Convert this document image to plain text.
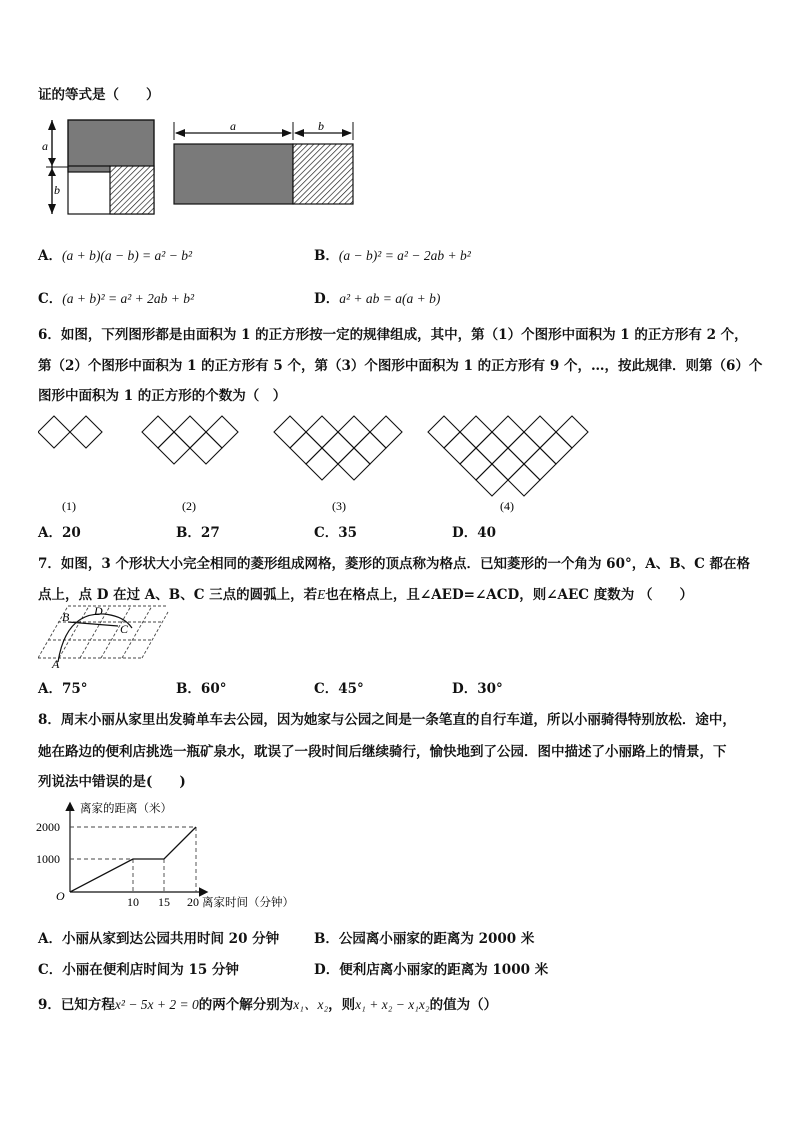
证的等式是（　　）
a
b
a	b
A．(a + b)(a − b) = a² − b²	B．(a − b)² = a² − 2ab + b²
C．(a + b)² = a² + 2ab + b²	D．a² + ab = a(a + b)
6．如图，下列图形都是由面积为 1 的正方形按一定的规律组成，其中，第（1）个图形中面积为 1 的正方形有 2 个，
第（2）个图形中面积为 1 的正方形有 5 个，第（3）个图形中面积为 1 的正方形有 9 个，…，按此规律．则第（6）个
图形中面积为 1 的正方形的个数为（　）
(1)	(2)	(3)	(4)
A．20	B．27	C．35	D．40
7．如图，3 个形状大小完全相同的菱形组成网格，菱形的顶点称为格点．已知菱形的一个角为 60°，A、B、C 都在格
点上，点 D 在过 A、B、C 三点的圆弧上，若E也在格点上，且∠AED=∠ACD，则∠AEC 度数为 （　　）
B D
C
A
A．75°	B．60°	C．45°	D．30°
8．周末小丽从家里出发骑单车去公园，因为她家与公园之间是一条笔直的自行车道，所以小丽骑得特别放松．途中，
她在路边的便利店挑选一瓶矿泉水，耽误了一段时间后继续骑行，愉快地到了公园．图中描述了小丽路上的情景，下
列说法中错误的是(　　)
离家的距离（米）
离家时间（分钟）
O
2000
1000
10 15 20
A．小丽从家到达公园共用时间 20 分钟	B．公园离小丽家的距离为 2000 米
C．小丽在便利店时间为 15 分钟	D．便利店离小丽家的距离为 1000 米
9．已知方程x² − 5x + 2 = 0的两个解分别为x₁、x₂，则x₁ + x₂ − x₁x₂的值为（）
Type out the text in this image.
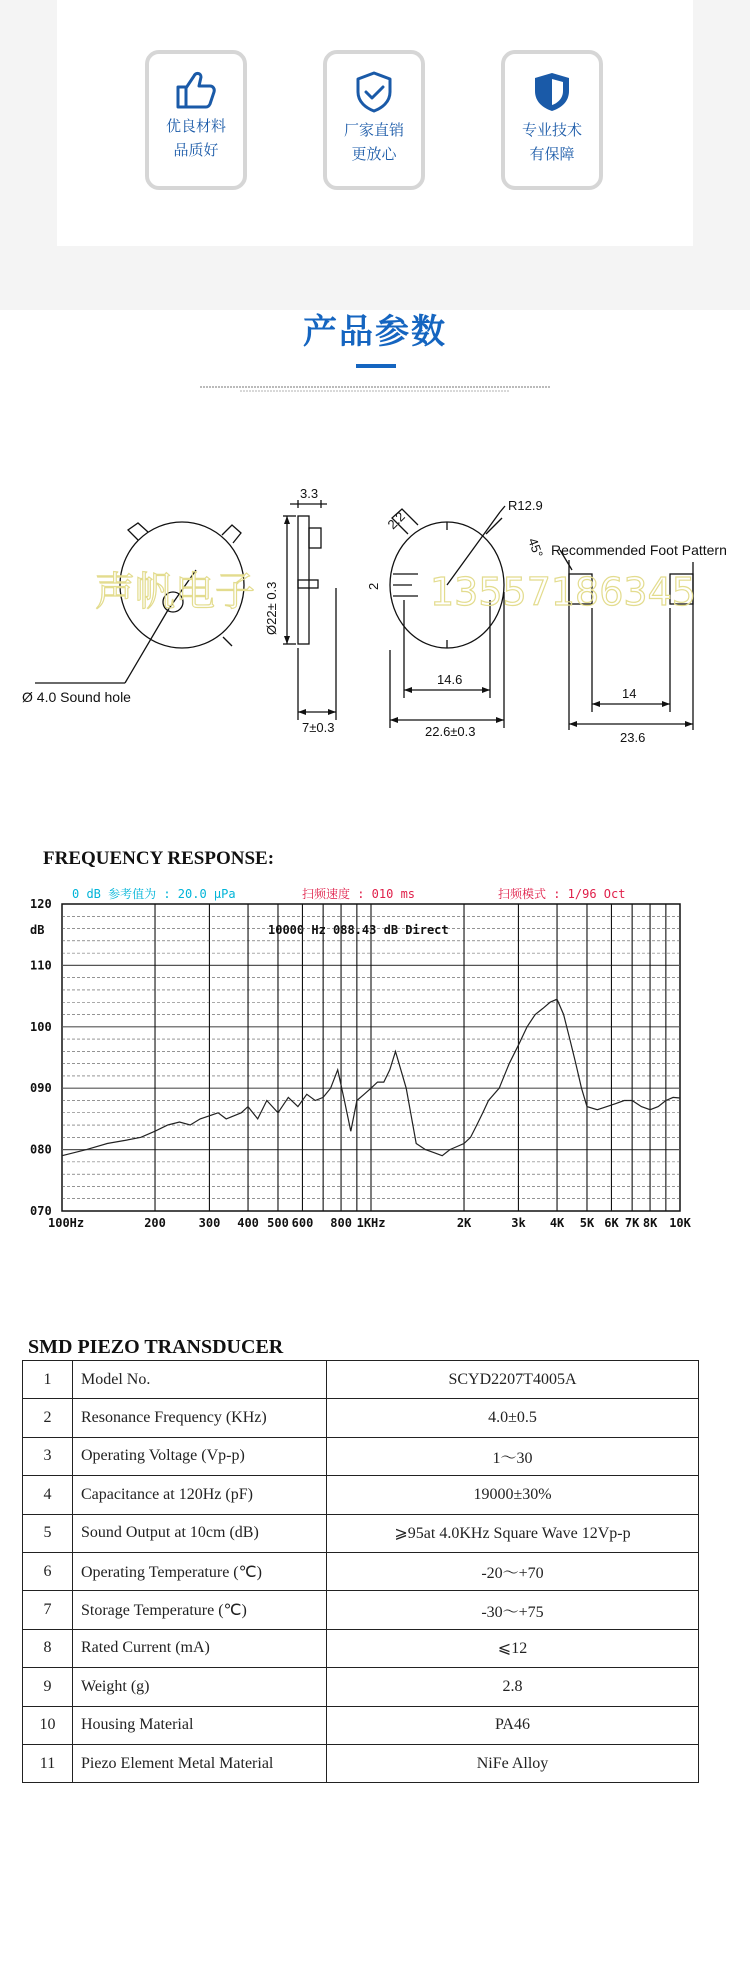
优良材料
品质好
厂家直销
更放心
专业技术
有保障
产品参数
3.3
Ø22± 0.3
7±0.3
2.2
R12.9
45°
2
14.6
22.6±0.3
Recommended Foot Pattern
14
23.6
Ø 4.0 Sound hole
声帆电子	13557186345
FREQUENCY RESPONSE:
120
110
100
090
080
070
100Hz	200	300 400 500 600 800 1KHz	2K	3k 4K 5K 6K 7K 8K 10K
0 dB 参考值为 : 20.0 μPa	扫频速度 : 010 ms	扫频模式 : 1/96 Oct
10000 Hz 088.43 dB Direct
dB
SMD PIEZO TRANSDUCER
1	Model No.	SCYD2207T4005A
2	Resonance Frequency (KHz)	4.0±0.5
3	Operating Voltage (Vp-p)	1～30
4	Capacitance at 120Hz (pF)	19000±30%
5	Sound Output at 10cm (dB)	⩾95at 4.0KHz Square Wave 12Vp-p
6	Operating Temperature (℃)	-20～+70
7	Storage Temperature (℃)	-30～+75
8	Rated Current (mA)	⩽12
9	Weight (g)	2.8
10	Housing Material	PA46
11	Piezo Element Metal Material	NiFe Alloy
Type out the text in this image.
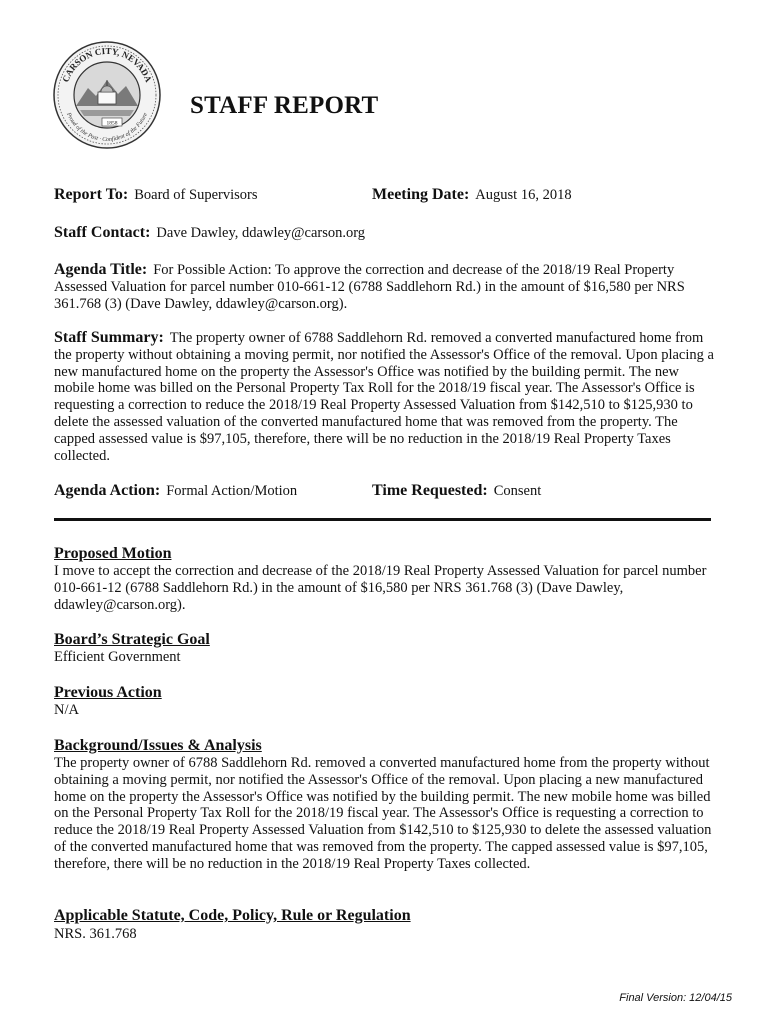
CARSON CITY, NEVADA
Proud of the Past · Confident of the Future
1858
STAFF REPORT
Report To: Board of Supervisors	Meeting Date: August 16, 2018
Staff Contact: Dave Dawley, ddawley@carson.org

Agenda Title: For Possible Action: To approve the correction and decrease of the 2018/19 Real Property Assessed Valuation for parcel number 010-661-12 (6788 Saddlehorn Rd.) in the amount of $16,580 per NRS 361.768 (3) (Dave Dawley, ddawley@carson.org).

Staff Summary: The property owner of 6788 Saddlehorn Rd. removed a converted manufactured home from the property without obtaining a moving permit, nor notified the Assessor's Office of the removal. Upon placing a new manufactured home on the property the Assessor's Office was notified by the building permit. The new mobile home was billed on the Personal Property Tax Roll for the 2018/19 fiscal year. The Assessor's Office is requesting a correction to reduce the 2018/19 Real Property Assessed Valuation from $142,510 to $125,930 to delete the assessed valuation of the converted manufactured home that was removed from the property. The capped assessed value is $97,105, therefore, there will be no reduction in the 2018/19 Real Property Taxes collected.

Agenda Action: Formal Action/Motion	Time Requested: Consent
Proposed Motion

I move to accept the correction and decrease of the 2018/19 Real Property Assessed Valuation for parcel number 010-661-12 (6788 Saddlehorn Rd.) in the amount of $16,580 per NRS 361.768 (3) (Dave Dawley, ddawley@carson.org).

Board’s Strategic Goal

Efficient Government

Previous Action

N/A

Background/Issues & Analysis

The property owner of 6788 Saddlehorn Rd. removed a converted manufactured home from the property without obtaining a moving permit, nor notified the Assessor's Office of the removal. Upon placing a new manufactured home on the property the Assessor's Office was notified by the building permit. The new mobile home was billed on the Personal Property Tax Roll for the 2018/19 fiscal year. The Assessor's Office is requesting a correction to reduce the 2018/19 Real Property Assessed Valuation from $142,510 to $125,930 to delete the assessed valuation of the converted manufactured home that was removed from the property. The capped assessed value is $97,105, therefore, there will be no reduction in the 2018/19 Real Property Taxes collected.

Applicable Statute, Code, Policy, Rule or Regulation

NRS. 361.768

Final Version: 12/04/15
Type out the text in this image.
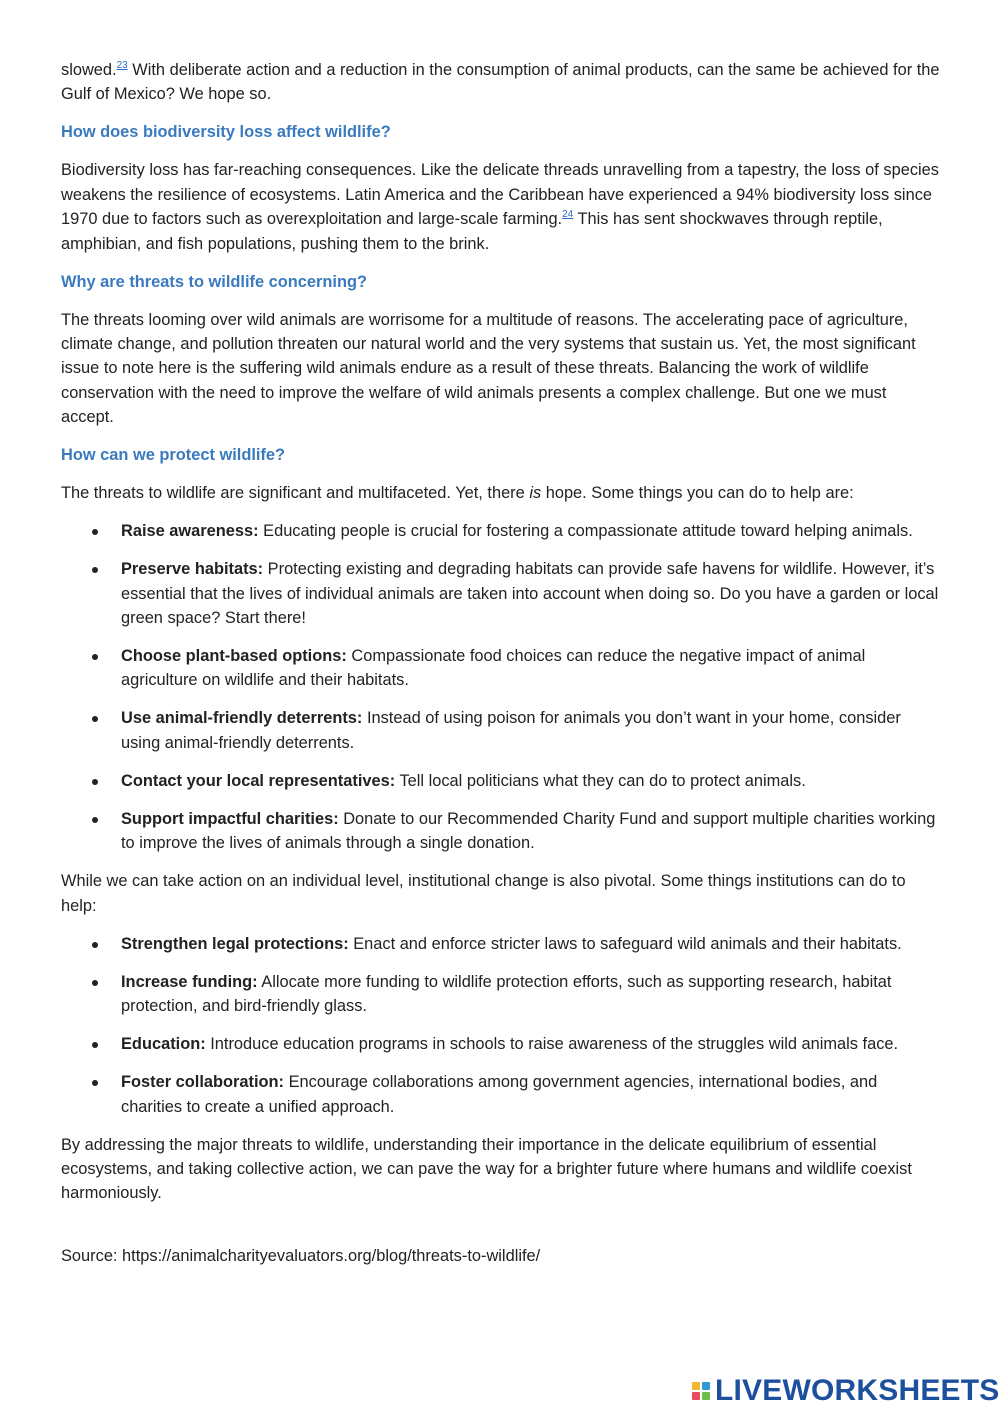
slowed.$^{23}$ With deliberate action and a reduction in the consumption of animal products, can the same be achieved for the Gulf of Mexico? We hope so.

How does biodiversity loss affect wildlife?

Biodiversity loss has far-reaching consequences. Like the delicate threads unravelling from a tapestry, the loss of species weakens the resilience of ecosystems. Latin America and the Caribbean have experienced a 94% biodiversity loss since 1970 due to factors such as overexploitation and large-scale farming.$^{24}$ This has sent shockwaves through reptile, amphibian, and fish populations, pushing them to the brink.

Why are threats to wildlife concerning?

The threats looming over wild animals are worrisome for a multitude of reasons. The accelerating pace of agriculture, climate change, and pollution threaten our natural world and the very systems that sustain us. Yet, the most significant issue to note here is the suffering wild animals endure as a result of these threats. Balancing the work of wildlife conservation with the need to improve the welfare of wild animals presents a complex challenge. But one we must accept.

How can we protect wildlife?

The threats to wildlife are significant and multifaceted. Yet, there is hope. Some things you can do to help are:

Raise awareness: Educating people is crucial for fostering a compassionate attitude toward helping animals.
Preserve habitats: Protecting existing and degrading habitats can provide safe havens for wildlife. However, it’s essential that the lives of individual animals are taken into account when doing so. Do you have a garden or local green space? Start there!
Choose plant-based options: Compassionate food choices can reduce the negative impact of animal agriculture on wildlife and their habitats.
Use animal-friendly deterrents: Instead of using poison for animals you don’t want in your home, consider using animal-friendly deterrents.
Contact your local representatives: Tell local politicians what they can do to protect animals.
Support impactful charities: Donate to our Recommended Charity Fund and support multiple charities working to improve the lives of animals through a single donation.

While we can take action on an individual level, institutional change is also pivotal. Some things institutions can do to help:

Strengthen legal protections: Enact and enforce stricter laws to safeguard wild animals and their habitats.
Increase funding: Allocate more funding to wildlife protection efforts, such as supporting research, habitat protection, and bird-friendly glass.
Education: Introduce education programs in schools to raise awareness of the struggles wild animals face.
Foster collaboration: Encourage collaborations among government agencies, international bodies, and charities to create a unified approach.

By addressing the major threats to wildlife, understanding their importance in the delicate equilibrium of essential ecosystems, and taking collective action, we can pave the way for a brighter future where humans and wildlife coexist harmoniously.

Source: https://animalcharityevaluators.org/blog/threats-to-wildlife/

LIVEWORKSHEETS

· · · · · · ·

Problem requirements: From the entries above, copy every line where the word "without" shows up.

Expected output:
Staff Summary: The property owner of 6788 Saddlehorn Rd. removed a converted manufactured home from the property without obtaining a moving permit, nor notified the Assessor's Office of the removal. Upon placing a new manufactured home on the property the Assessor's Office was notified by the building permit. The new mobile home was billed on the Personal Property Tax Roll for the 2018/19 fiscal year. The Assessor's Office is requesting a correction to reduce the 2018/19 Real Property Assessed Valuation from $142,510 to $125,930 to delete the assessed valuation of the converted manufactured home that was removed from the property. The capped assessed value is $97,105, therefore, there will be no reduction in the 2018/19 Real Property Taxes collected.
The property owner of 6788 Saddlehorn Rd. removed a converted manufactured home from the property without obtaining a moving permit, nor notified the Assessor's Office of the removal. Upon placing a new manufactured home on the property the Assessor's Office was notified by the building permit. The new mobile home was billed on the Personal Property Tax Roll for the 2018/19 fiscal year. The Assessor's Office is requesting a correction to reduce the 2018/19 Real Property Assessed Valuation from $142,510 to $125,930 to delete the assessed valuation of the converted manufactured home that was removed from the property. The capped assessed value is $97,105, therefore, there will be no reduction in the 2018/19 Real Property Taxes collected.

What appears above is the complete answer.